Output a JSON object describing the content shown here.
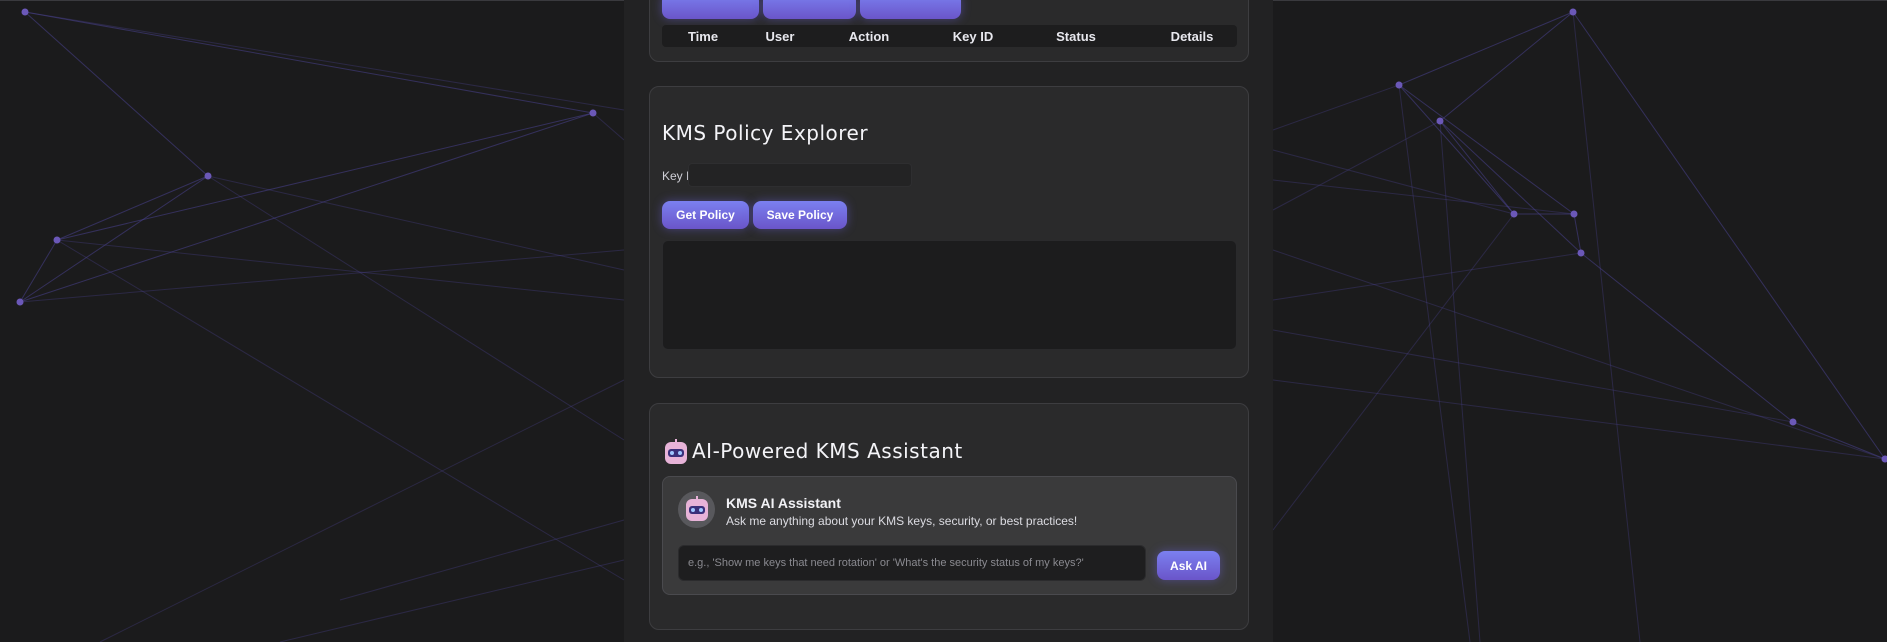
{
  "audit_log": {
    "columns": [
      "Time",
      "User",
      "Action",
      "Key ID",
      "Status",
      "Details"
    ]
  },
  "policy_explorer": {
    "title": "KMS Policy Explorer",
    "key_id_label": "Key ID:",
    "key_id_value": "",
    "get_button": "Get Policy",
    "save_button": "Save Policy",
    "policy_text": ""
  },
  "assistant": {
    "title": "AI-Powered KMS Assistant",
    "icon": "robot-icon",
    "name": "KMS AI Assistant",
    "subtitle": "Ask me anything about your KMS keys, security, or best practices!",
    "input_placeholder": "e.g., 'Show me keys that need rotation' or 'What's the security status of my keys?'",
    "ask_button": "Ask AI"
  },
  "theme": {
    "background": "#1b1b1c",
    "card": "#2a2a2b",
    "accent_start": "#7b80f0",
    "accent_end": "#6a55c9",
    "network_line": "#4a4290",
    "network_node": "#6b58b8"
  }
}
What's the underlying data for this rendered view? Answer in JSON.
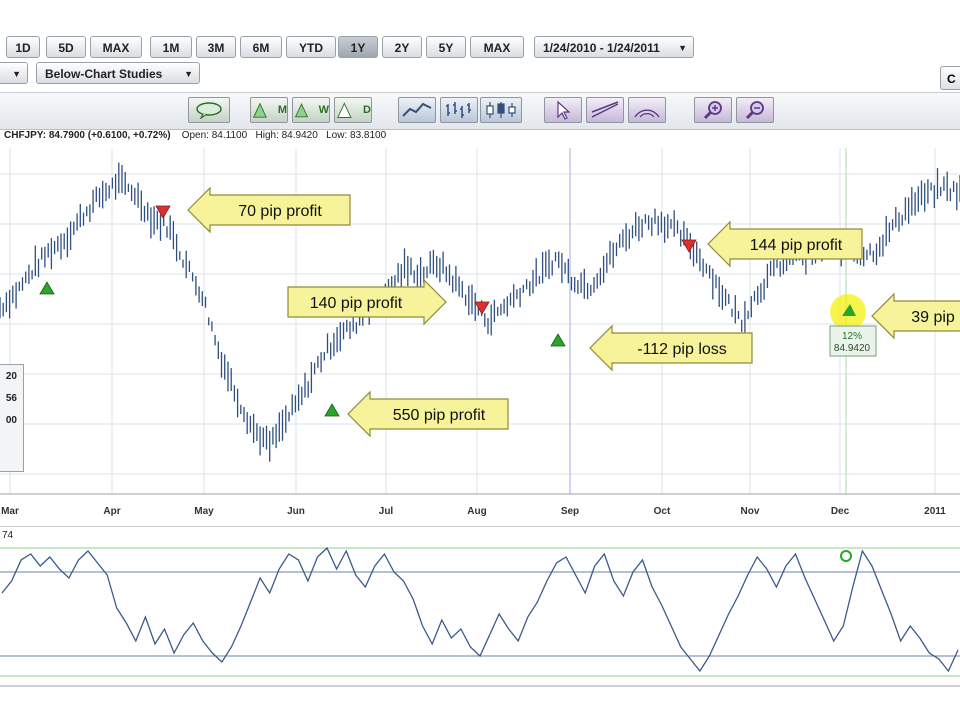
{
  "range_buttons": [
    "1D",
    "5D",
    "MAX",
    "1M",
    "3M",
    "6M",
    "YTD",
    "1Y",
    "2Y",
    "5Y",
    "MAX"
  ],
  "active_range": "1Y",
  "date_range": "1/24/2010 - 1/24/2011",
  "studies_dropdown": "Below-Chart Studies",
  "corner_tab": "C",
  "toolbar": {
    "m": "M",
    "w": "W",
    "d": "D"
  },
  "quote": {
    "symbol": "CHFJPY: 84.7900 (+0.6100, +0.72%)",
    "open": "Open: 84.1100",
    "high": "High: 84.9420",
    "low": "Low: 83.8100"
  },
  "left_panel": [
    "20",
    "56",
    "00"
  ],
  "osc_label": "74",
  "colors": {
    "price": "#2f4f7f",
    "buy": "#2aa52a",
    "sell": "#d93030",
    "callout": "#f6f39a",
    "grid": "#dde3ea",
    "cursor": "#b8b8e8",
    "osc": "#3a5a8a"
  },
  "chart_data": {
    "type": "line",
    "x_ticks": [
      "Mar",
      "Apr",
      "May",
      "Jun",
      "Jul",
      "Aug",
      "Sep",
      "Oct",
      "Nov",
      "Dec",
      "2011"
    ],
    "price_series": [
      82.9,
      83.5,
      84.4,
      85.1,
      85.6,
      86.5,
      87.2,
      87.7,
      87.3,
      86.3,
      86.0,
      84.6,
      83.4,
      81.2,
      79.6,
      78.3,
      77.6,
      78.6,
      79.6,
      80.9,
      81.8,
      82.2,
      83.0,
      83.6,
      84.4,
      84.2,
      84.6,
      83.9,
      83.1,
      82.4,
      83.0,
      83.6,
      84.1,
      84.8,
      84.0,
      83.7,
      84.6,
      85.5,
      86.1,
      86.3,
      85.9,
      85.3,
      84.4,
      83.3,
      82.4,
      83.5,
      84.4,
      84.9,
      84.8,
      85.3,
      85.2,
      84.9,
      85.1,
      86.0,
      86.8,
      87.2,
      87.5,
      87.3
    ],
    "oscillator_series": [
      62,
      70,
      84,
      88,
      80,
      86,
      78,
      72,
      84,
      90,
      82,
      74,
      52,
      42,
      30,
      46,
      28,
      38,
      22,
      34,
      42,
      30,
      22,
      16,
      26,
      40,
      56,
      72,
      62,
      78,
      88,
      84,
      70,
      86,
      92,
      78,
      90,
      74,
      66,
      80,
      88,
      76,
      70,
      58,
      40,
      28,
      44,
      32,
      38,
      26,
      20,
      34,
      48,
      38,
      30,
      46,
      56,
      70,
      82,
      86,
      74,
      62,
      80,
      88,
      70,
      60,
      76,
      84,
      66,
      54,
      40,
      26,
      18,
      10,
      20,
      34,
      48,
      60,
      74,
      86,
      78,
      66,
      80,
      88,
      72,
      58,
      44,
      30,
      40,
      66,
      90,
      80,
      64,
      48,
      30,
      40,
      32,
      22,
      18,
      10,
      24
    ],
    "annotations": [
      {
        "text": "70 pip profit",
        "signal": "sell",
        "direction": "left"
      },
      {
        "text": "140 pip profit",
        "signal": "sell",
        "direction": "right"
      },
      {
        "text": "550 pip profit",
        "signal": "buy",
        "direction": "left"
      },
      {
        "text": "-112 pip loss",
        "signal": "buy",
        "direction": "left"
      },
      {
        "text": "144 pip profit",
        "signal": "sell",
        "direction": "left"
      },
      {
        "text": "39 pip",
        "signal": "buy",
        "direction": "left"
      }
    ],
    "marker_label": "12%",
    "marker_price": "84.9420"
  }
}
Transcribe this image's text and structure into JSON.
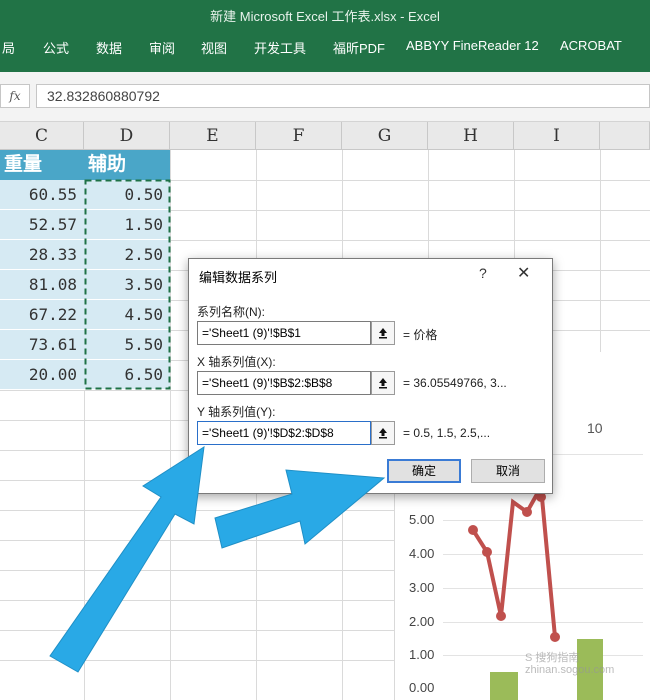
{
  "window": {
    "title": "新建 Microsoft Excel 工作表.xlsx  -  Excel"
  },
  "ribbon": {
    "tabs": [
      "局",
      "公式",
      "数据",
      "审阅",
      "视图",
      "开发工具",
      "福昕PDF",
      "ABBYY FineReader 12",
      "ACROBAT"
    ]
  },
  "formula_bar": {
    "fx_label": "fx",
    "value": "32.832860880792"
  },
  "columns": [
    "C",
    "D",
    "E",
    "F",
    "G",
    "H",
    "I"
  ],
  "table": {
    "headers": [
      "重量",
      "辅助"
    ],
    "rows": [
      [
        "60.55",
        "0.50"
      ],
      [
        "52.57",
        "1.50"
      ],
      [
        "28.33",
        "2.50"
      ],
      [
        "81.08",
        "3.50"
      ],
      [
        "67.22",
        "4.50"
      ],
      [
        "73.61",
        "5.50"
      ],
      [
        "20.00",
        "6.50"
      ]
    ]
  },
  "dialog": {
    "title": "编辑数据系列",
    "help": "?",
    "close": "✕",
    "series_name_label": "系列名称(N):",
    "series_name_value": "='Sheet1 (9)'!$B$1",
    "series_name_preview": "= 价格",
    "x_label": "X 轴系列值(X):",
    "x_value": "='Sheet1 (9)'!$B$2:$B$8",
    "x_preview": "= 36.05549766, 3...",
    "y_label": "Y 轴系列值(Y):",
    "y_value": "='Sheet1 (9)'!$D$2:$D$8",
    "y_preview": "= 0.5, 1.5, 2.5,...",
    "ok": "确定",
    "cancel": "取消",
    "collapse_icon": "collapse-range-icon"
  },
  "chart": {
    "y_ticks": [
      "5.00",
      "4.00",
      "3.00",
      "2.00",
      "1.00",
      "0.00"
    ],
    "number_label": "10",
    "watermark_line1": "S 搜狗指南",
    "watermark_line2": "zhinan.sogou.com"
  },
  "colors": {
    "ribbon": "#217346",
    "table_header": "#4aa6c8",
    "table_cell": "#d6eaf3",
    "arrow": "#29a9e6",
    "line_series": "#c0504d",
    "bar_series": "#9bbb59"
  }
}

Directive: Transcribe exactly the portion of the material above that runs from the line containing "Transcribe this image's" through its last line, omitting all pictures.

Solution below:
Transcribe this image's text and structure into JSON.
{
  "window": {
    "title": "新建 Microsoft Excel 工作表.xlsx  -  Excel"
  },
  "ribbon": {
    "tabs": [
      "局",
      "公式",
      "数据",
      "审阅",
      "视图",
      "开发工具",
      "福昕PDF",
      "ABBYY FineReader 12",
      "ACROBAT"
    ]
  },
  "formula_bar": {
    "fx_label": "fx",
    "value": "32.832860880792"
  },
  "columns": [
    "C",
    "D",
    "E",
    "F",
    "G",
    "H",
    "I"
  ],
  "table": {
    "headers": [
      "重量",
      "辅助"
    ],
    "rows": [
      [
        "60.55",
        "0.50"
      ],
      [
        "52.57",
        "1.50"
      ],
      [
        "28.33",
        "2.50"
      ],
      [
        "81.08",
        "3.50"
      ],
      [
        "67.22",
        "4.50"
      ],
      [
        "73.61",
        "5.50"
      ],
      [
        "20.00",
        "6.50"
      ]
    ]
  },
  "dialog": {
    "title": "编辑数据系列",
    "help": "?",
    "close": "✕",
    "series_name_label": "系列名称(N):",
    "series_name_value": "='Sheet1 (9)'!$B$1",
    "series_name_preview": "= 价格",
    "x_label": "X 轴系列值(X):",
    "x_value": "='Sheet1 (9)'!$B$2:$B$8",
    "x_preview": "= 36.05549766, 3...",
    "y_label": "Y 轴系列值(Y):",
    "y_value": "='Sheet1 (9)'!$D$2:$D$8",
    "y_preview": "= 0.5, 1.5, 2.5,...",
    "ok": "确定",
    "cancel": "取消",
    "collapse_icon": "collapse-range-icon"
  },
  "chart": {
    "y_ticks": [
      "5.00",
      "4.00",
      "3.00",
      "2.00",
      "1.00",
      "0.00"
    ],
    "number_label": "10",
    "watermark_line1": "S 搜狗指南",
    "watermark_line2": "zhinan.sogou.com"
  },
  "colors": {
    "ribbon": "#217346",
    "table_header": "#4aa6c8",
    "table_cell": "#d6eaf3",
    "arrow": "#29a9e6",
    "line_series": "#c0504d",
    "bar_series": "#9bbb59"
  }
}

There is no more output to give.